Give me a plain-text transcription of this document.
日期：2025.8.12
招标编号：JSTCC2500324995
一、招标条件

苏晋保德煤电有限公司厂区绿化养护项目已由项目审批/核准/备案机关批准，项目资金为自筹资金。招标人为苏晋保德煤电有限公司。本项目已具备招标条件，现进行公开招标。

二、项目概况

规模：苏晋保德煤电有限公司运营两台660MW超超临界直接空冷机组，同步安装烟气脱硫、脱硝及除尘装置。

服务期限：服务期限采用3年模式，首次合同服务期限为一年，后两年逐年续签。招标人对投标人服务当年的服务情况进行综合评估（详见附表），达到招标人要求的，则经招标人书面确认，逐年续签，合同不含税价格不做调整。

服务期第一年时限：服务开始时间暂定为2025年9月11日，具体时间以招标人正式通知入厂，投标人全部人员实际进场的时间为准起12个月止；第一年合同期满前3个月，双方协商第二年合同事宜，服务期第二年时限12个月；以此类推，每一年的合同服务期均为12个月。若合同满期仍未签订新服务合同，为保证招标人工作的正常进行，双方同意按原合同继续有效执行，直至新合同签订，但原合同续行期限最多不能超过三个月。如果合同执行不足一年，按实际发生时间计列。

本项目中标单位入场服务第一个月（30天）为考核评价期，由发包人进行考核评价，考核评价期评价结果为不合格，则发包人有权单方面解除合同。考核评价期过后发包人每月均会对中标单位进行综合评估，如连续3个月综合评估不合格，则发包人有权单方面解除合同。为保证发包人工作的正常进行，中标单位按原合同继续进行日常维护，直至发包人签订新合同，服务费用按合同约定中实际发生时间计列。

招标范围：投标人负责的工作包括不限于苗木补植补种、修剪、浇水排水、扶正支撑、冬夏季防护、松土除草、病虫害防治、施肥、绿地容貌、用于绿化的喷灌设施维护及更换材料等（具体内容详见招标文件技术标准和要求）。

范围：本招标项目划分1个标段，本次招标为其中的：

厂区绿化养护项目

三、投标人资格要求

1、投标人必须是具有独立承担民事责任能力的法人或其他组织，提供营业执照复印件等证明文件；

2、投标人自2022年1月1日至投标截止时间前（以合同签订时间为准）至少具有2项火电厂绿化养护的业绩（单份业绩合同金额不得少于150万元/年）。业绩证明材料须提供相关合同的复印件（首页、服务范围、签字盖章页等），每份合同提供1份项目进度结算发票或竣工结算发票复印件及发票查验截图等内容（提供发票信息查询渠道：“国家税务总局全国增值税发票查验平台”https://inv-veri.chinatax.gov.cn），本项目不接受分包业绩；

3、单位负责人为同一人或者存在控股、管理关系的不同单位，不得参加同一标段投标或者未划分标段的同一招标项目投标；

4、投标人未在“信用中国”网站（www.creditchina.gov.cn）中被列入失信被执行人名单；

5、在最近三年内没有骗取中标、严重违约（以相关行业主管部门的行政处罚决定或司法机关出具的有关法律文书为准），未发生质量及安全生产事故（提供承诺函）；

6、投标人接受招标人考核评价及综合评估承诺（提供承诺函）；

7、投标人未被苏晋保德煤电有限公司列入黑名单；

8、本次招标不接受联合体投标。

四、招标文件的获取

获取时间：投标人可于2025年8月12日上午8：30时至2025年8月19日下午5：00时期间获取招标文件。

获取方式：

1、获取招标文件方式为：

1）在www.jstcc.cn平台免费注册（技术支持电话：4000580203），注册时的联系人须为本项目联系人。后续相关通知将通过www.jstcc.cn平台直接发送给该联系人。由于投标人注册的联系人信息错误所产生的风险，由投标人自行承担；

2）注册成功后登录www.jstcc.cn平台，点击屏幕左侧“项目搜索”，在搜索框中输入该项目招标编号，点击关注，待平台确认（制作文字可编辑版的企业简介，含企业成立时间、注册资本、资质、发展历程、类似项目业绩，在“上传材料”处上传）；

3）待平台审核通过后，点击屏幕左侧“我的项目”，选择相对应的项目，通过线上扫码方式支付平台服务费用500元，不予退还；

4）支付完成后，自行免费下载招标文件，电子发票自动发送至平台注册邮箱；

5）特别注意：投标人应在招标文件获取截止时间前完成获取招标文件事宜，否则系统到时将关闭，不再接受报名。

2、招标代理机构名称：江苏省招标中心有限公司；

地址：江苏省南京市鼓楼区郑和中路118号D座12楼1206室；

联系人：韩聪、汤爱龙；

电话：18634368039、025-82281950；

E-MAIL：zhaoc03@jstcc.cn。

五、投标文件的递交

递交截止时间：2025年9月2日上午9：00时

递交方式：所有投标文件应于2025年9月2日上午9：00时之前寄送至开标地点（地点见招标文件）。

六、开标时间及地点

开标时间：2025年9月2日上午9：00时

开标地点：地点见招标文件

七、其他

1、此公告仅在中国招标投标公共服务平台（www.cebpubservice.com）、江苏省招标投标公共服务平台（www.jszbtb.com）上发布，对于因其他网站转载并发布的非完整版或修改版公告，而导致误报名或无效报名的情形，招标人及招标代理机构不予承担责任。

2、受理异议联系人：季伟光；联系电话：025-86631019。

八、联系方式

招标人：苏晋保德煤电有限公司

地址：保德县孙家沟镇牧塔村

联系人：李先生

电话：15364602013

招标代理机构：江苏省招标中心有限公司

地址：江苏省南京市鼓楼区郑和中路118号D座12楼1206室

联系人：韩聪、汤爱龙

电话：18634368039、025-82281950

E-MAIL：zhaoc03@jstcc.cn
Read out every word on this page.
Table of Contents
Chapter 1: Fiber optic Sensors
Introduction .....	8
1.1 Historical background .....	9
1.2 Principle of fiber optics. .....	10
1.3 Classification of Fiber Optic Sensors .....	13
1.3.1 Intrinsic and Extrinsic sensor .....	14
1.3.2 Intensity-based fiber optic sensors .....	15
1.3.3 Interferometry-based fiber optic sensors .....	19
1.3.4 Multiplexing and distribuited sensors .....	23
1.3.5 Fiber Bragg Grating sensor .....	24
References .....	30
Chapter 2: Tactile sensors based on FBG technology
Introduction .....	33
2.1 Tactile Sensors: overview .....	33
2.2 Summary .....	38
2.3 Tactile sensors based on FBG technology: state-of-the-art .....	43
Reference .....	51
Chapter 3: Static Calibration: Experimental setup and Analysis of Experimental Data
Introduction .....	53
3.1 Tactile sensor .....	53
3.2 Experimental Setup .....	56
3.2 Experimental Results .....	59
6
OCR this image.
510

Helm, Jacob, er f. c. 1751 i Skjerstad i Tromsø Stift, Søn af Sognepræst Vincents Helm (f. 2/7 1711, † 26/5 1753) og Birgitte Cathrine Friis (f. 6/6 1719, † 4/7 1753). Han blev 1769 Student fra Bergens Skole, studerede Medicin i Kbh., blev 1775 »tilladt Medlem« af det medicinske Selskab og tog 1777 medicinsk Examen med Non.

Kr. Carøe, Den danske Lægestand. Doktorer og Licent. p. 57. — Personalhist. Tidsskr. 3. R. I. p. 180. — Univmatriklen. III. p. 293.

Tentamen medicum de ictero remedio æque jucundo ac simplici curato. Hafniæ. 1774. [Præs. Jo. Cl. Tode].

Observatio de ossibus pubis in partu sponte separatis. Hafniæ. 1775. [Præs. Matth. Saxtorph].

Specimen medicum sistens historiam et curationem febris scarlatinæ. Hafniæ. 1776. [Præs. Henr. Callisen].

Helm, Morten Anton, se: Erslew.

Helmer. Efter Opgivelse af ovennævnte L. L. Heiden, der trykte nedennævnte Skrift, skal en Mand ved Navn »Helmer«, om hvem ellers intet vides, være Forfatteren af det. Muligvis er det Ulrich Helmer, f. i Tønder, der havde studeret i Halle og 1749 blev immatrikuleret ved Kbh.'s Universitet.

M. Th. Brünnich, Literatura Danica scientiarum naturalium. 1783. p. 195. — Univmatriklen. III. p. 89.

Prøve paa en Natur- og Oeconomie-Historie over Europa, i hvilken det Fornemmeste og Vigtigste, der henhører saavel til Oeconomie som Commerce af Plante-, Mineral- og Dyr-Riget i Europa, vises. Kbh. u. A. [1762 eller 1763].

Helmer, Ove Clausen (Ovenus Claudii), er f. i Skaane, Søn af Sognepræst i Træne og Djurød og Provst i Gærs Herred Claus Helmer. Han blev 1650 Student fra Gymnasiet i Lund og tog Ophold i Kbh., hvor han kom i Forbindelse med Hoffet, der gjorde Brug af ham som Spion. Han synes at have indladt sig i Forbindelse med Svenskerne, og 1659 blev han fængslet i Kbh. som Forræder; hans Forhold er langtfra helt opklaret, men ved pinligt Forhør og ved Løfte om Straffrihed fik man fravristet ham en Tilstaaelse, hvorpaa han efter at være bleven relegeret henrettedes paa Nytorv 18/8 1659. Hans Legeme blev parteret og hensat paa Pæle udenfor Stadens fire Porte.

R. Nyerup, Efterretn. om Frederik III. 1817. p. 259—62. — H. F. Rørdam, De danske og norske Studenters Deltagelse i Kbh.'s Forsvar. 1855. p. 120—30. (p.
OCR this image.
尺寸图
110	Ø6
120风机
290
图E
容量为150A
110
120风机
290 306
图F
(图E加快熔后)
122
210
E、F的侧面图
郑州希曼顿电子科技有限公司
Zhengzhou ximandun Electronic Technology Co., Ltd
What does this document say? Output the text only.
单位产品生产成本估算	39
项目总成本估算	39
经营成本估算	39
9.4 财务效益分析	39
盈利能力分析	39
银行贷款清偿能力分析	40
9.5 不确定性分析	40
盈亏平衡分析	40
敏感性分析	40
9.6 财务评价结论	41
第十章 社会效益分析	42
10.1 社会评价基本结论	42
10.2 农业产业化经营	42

------------------------------------------------------------------------

— Set task —
State how many lines of the listing include the word "Chapter". Reply with the number alone.

— Exercise result —
3